- Goal of the exercise
Copy out every line that contains "video".

- Record extracts
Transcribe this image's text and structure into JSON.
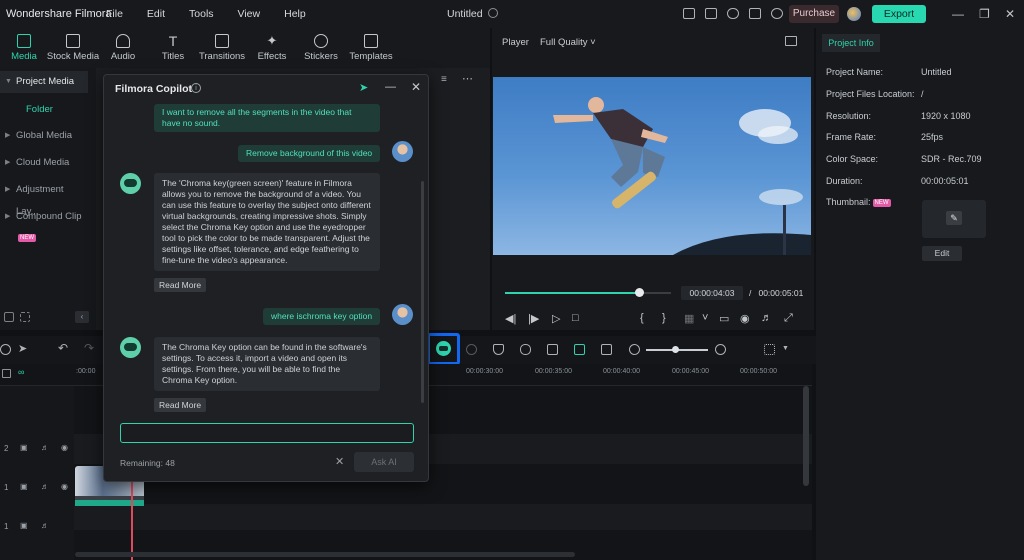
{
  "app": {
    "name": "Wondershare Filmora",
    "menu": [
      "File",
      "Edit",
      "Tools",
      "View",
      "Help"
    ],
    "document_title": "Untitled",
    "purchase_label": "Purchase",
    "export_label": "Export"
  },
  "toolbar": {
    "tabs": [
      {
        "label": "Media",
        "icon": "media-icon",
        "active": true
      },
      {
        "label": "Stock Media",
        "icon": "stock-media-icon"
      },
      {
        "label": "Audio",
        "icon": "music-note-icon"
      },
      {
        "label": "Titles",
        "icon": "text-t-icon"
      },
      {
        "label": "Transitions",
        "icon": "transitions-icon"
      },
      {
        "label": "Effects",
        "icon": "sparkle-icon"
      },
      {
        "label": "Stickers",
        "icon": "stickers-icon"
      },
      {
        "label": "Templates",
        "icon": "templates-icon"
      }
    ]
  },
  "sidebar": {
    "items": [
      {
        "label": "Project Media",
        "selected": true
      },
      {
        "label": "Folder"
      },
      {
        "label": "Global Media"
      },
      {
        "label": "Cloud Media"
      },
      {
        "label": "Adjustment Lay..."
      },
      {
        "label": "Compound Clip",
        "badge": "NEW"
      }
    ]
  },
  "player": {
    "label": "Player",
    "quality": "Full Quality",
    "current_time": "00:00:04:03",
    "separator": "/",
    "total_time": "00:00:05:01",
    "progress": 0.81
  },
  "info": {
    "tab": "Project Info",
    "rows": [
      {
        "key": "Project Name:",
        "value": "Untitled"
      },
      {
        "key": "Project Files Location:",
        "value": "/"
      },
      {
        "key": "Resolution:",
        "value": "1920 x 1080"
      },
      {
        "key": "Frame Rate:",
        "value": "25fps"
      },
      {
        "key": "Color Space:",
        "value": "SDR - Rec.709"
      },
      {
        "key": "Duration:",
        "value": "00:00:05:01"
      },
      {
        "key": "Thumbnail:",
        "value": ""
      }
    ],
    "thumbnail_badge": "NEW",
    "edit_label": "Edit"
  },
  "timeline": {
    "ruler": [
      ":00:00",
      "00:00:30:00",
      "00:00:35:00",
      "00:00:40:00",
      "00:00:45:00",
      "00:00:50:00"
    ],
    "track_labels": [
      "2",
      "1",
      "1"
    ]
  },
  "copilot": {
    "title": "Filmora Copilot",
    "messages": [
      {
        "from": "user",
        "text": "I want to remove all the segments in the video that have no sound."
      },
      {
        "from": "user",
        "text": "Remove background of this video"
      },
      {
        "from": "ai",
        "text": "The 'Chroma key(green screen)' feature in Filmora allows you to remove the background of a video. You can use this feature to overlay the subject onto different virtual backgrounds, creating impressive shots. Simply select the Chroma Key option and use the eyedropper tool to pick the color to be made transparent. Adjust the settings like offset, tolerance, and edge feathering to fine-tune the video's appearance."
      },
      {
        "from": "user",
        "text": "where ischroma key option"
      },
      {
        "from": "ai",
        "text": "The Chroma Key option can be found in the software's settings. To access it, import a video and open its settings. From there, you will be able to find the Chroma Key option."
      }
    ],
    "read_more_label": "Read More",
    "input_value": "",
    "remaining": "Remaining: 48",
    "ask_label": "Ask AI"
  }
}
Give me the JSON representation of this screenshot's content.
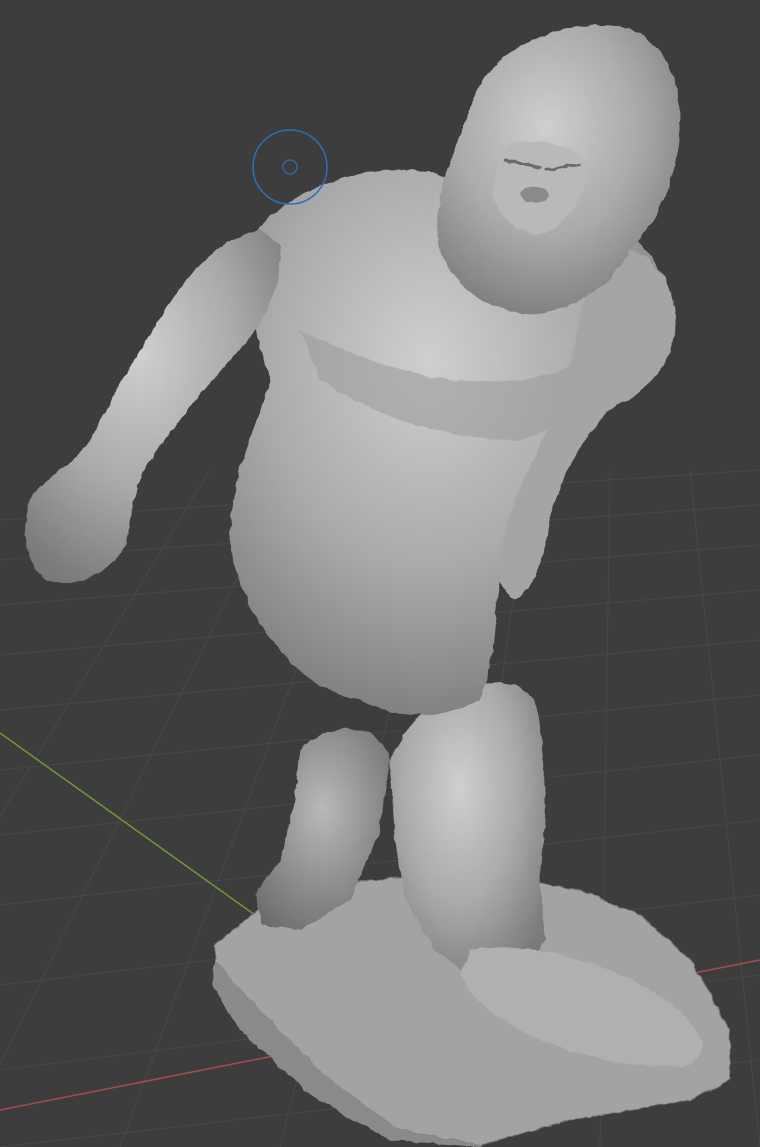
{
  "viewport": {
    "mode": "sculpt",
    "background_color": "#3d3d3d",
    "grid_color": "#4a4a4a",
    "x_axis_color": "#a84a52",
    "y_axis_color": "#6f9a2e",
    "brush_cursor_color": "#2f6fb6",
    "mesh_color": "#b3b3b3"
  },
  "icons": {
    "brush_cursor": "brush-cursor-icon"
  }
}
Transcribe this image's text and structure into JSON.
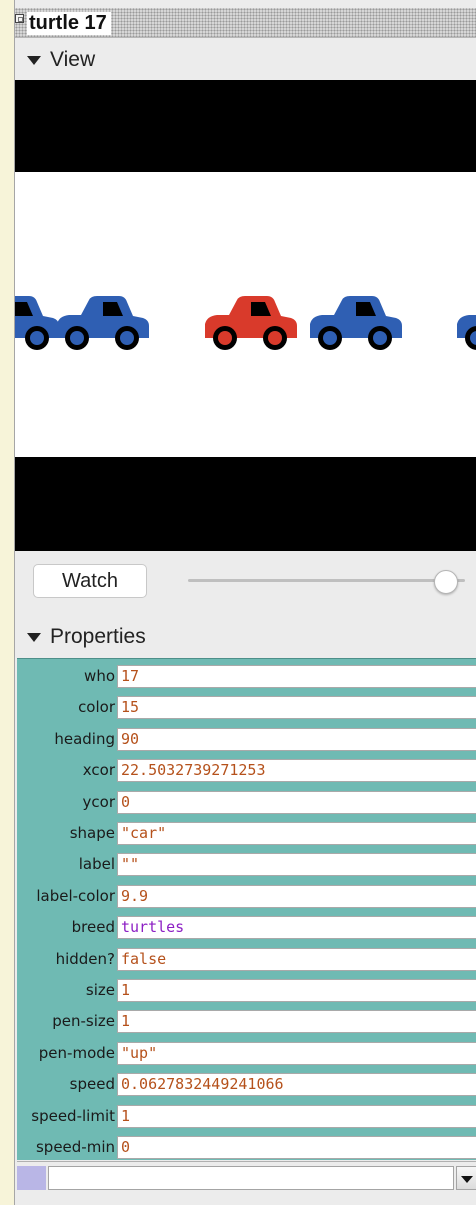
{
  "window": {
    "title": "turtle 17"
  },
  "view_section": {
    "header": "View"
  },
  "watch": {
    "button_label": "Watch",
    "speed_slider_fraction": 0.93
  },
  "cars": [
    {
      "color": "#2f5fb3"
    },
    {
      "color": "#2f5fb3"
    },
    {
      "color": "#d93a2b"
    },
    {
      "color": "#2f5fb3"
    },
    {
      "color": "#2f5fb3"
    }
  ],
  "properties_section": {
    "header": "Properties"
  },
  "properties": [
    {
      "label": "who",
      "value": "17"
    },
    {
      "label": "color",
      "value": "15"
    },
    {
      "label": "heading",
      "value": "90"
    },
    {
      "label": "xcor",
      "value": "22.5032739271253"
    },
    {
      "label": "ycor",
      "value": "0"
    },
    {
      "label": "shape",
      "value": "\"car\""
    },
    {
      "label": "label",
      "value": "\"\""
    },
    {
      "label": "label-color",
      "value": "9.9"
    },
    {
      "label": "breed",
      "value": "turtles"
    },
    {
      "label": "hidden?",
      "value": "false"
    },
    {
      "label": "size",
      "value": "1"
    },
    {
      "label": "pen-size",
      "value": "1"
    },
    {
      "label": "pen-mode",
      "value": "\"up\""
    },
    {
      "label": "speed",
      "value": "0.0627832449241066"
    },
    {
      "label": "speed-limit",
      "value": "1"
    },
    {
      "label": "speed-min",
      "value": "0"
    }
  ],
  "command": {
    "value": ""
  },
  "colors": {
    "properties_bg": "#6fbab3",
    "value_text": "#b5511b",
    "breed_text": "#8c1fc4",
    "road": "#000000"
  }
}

- Solution to this task
        "text": "I want to remove all the segments in the video that have no sound."
        "text": "Remove background of this video"
        "text": "The 'Chroma key(green screen)' feature in Filmora allows you to remove the background of a video. You can use this feature to overlay the subject onto different virtual backgrounds, creating impressive shots. Simply select the Chroma Key option and use the eyedropper tool to pick the color to be made transparent. Adjust the settings like offset, tolerance, and edge feathering to fine-tune the video's appearance."
        "text": "The Chroma Key option can be found in the software's settings. To access it, import a video and open its settings. From there, you will be able to find the Chroma Key option."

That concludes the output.